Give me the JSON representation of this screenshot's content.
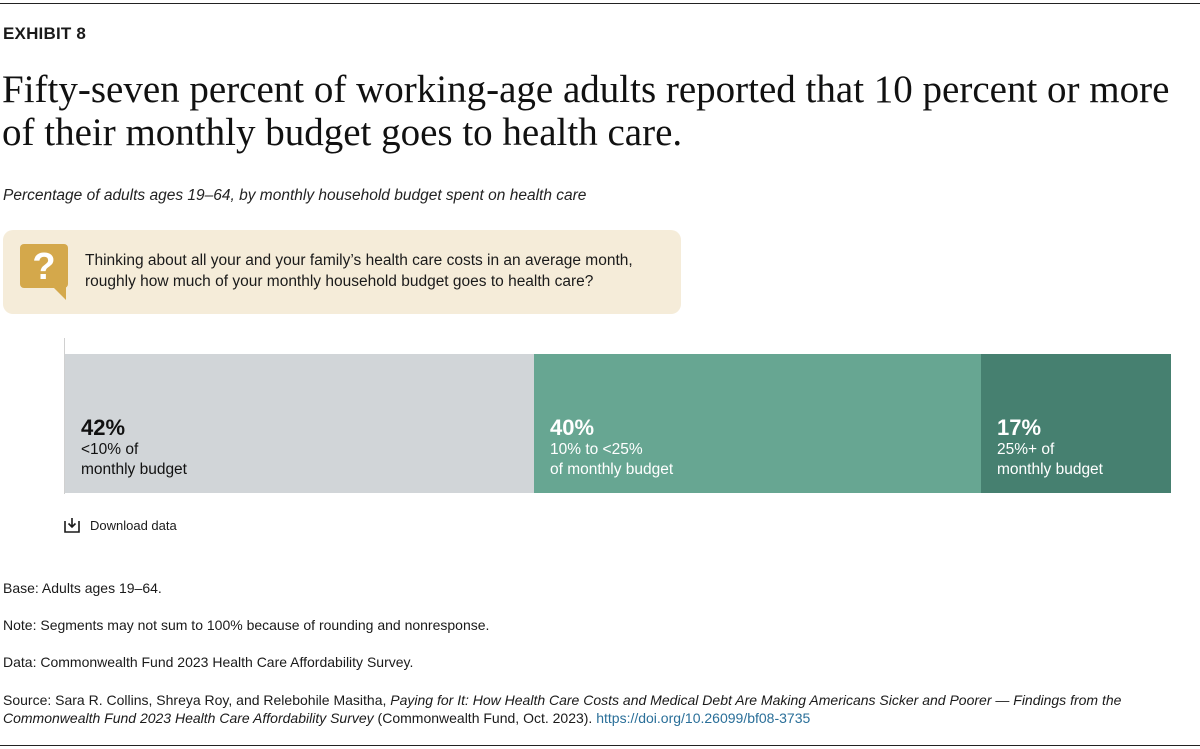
{
  "exhibit_label": "EXHIBIT 8",
  "headline": "Fifty-seven percent of working-age adults reported that 10 percent or more of their monthly budget goes to health care.",
  "subtitle": "Percentage of adults ages 19–64, by monthly household budget spent on health care",
  "question": {
    "icon": "question-mark-speech-bubble-icon",
    "text": "Thinking about all your and your family’s health care costs in an average month, roughly how much of your monthly household budget goes to health care?"
  },
  "chart_data": {
    "type": "bar",
    "orientation": "horizontal-stacked",
    "categories": [
      "<10% of monthly budget",
      "10% to <25% of monthly budget",
      "25%+ of monthly budget"
    ],
    "values": [
      42,
      40,
      17
    ],
    "series": [
      {
        "value_label": "42%",
        "desc": "<10% of\nmonthly budget",
        "value": 42,
        "color": "#d1d5d8",
        "text_color": "#111111"
      },
      {
        "value_label": "40%",
        "desc": "10% to <25%\nof monthly budget",
        "value": 40,
        "color": "#67a692",
        "text_color": "#ffffff"
      },
      {
        "value_label": "17%",
        "desc": "25%+ of\nmonthly budget",
        "value": 17,
        "color": "#468070",
        "text_color": "#ffffff"
      }
    ]
  },
  "download_label": "Download data",
  "notes": {
    "base": "Base: Adults ages 19–64.",
    "note": "Note: Segments may not sum to 100% because of rounding and nonresponse.",
    "data": "Data: Commonwealth Fund 2023 Health Care Affordability Survey.",
    "source_prefix": "Source: Sara R. Collins, Shreya Roy, and Relebohile Masitha, ",
    "source_title": "Paying for It: How Health Care Costs and Medical Debt Are Making Americans Sicker and Poorer — Findings from the Commonwealth Fund 2023 Health Care Affordability Survey",
    "source_suffix": " (Commonwealth Fund, Oct. 2023). ",
    "source_link": "https://doi.org/10.26099/bf08-3735"
  }
}
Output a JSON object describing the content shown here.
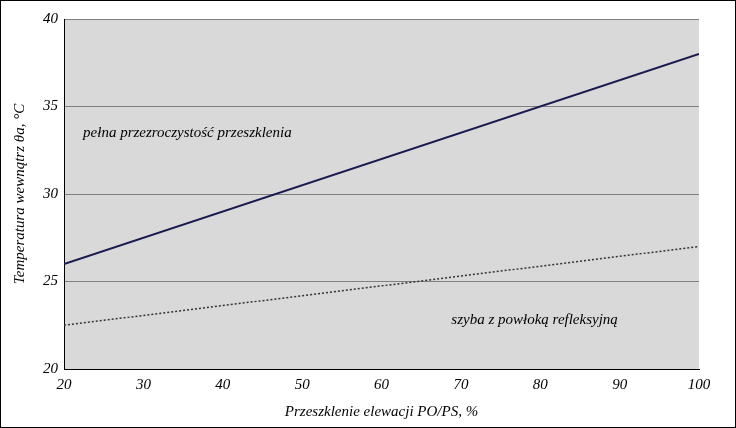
{
  "chart_data": {
    "type": "line",
    "x_label": "Przeszklenie elewacji PO/PS, %",
    "y_label": "Temperatura wewnątrz θa, °C",
    "series": [
      {
        "name": "pełna przezroczystość przeszklenia",
        "color": "#1a1a4e",
        "line_style": "solid",
        "x": [
          20,
          100
        ],
        "values": [
          26,
          38
        ]
      },
      {
        "name": "szyba z powłoką refleksyjną",
        "color": "#333333",
        "line_style": "dotted",
        "x": [
          20,
          100
        ],
        "values": [
          22.5,
          27
        ]
      }
    ],
    "xlim": [
      20,
      100
    ],
    "xticks": [
      20,
      30,
      40,
      50,
      60,
      70,
      80,
      90,
      100
    ],
    "ylim": [
      20,
      40
    ],
    "yticks": [
      20,
      25,
      30,
      35,
      40
    ],
    "grid": "y"
  }
}
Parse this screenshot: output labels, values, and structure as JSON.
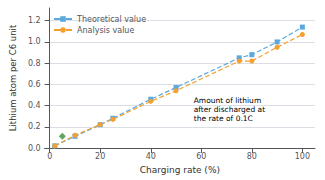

^^^^

Written exercise » Reproduce all entries exactly. Pictures do not belong in the copy.

Finished exercise »
Give me the JSON representation of this screenshot's content.
{
  "exhibit_label": "EXHIBIT 8",
  "headline": "Fifty-seven percent of working-age adults reported that 10 percent or more of their monthly budget goes to health care.",
  "subtitle": "Percentage of adults ages 19–64, by monthly household budget spent on health care",
  "question": {
    "icon": "question-mark-speech-bubble-icon",
    "text": "Thinking about all your and your family’s health care costs in an average month, roughly how much of your monthly household budget goes to health care?"
  },
  "chart_data": {
    "type": "bar",
    "orientation": "horizontal-stacked",
    "categories": [
      "<10% of monthly budget",
      "10% to <25% of monthly budget",
      "25%+ of monthly budget"
    ],
    "values": [
      42,
      40,
      17
    ],
    "series": [
      {
        "value_label": "42%",
        "desc": "<10% of\nmonthly budget",
        "value": 42,
        "color": "#d1d5d8",
        "text_color": "#111111"
      },
      {
        "value_label": "40%",
        "desc": "10% to <25%\nof monthly budget",
        "value": 40,
        "color": "#67a692",
        "text_color": "#ffffff"
      },
      {
        "value_label": "17%",
        "desc": "25%+ of\nmonthly budget",
        "value": 17,
        "color": "#468070",
        "text_color": "#ffffff"
      }
    ]
  },
  "download_label": "Download data",
  "notes": {
    "base": "Base: Adults ages 19–64.",
    "note": "Note: Segments may not sum to 100% because of rounding and nonresponse.",
    "data": "Data: Commonwealth Fund 2023 Health Care Affordability Survey.",
    "source_prefix": "Source: Sara R. Collins, Shreya Roy, and Relebohile Masitha, ",
    "source_title": "Paying for It: How Health Care Costs and Medical Debt Are Making Americans Sicker and Poorer — Findings from the Commonwealth Fund 2023 Health Care Affordability Survey",
    "source_suffix": " (Commonwealth Fund, Oct. 2023). ",
    "source_link": "https://doi.org/10.26099/bf08-3735"
  }
}
Output a JSON object describing the content shown here.
{
  "chart_data": {
    "type": "line",
    "x_label": "Przeszklenie elewacji PO/PS, %",
    "y_label": "Temperatura wewnątrz θa, °C",
    "series": [
      {
        "name": "pełna przezroczystość przeszklenia",
        "color": "#1a1a4e",
        "line_style": "solid",
        "x": [
          20,
          100
        ],
        "values": [
          26,
          38
        ]
      },
      {
        "name": "szyba z powłoką refleksyjną",
        "color": "#333333",
        "line_style": "dotted",
        "x": [
          20,
          100
        ],
        "values": [
          22.5,
          27
        ]
      }
    ],
    "xlim": [
      20,
      100
    ],
    "xticks": [
      20,
      30,
      40,
      50,
      60,
      70,
      80,
      90,
      100
    ],
    "ylim": [
      20,
      40
    ],
    "yticks": [
      20,
      25,
      30,
      35,
      40
    ],
    "grid": "y"
  }
}
Parse this screenshot: output labels, values, and structure as JSON.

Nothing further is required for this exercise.